**Objective**
Repeat the material exactly, leaving nothing out.

[START OF Provided records]

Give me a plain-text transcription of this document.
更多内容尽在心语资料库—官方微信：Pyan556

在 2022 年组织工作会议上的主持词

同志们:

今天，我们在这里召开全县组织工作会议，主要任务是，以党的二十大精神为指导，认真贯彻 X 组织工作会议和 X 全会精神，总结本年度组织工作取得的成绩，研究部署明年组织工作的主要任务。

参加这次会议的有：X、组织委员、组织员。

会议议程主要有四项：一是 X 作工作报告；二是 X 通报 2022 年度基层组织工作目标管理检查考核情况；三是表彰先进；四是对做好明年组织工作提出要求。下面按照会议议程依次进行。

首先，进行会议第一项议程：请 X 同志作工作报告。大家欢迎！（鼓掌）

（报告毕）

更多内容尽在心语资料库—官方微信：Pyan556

[END OF Provided records]

**Expected output**
Give me a plain-text transcription of this document.
更多内容尽在心语资料库—官方微信：Pyan556

在 2022 年组织工作会议上的主持词

同志们:

今天，我们在这里召开全县组织工作会议，主要任务是，以党的二十大精神为指导，认真贯彻 X 组织工作会议和 X 全会精神，总结本年度组织工作取得的成绩，研究部署明年组织工作的主要任务。

参加这次会议的有：X、组织委员、组织员。

会议议程主要有四项：一是 X 作工作报告；二是 X 通报 2022 年度基层组织工作目标管理检查考核情况；三是表彰先进；四是对做好明年组织工作提出要求。下面按照会议议程依次进行。

首先，进行会议第一项议程：请 X 同志作工作报告。大家欢迎！（鼓掌）

（报告毕）

更多内容尽在心语资料库—官方微信：Pyan556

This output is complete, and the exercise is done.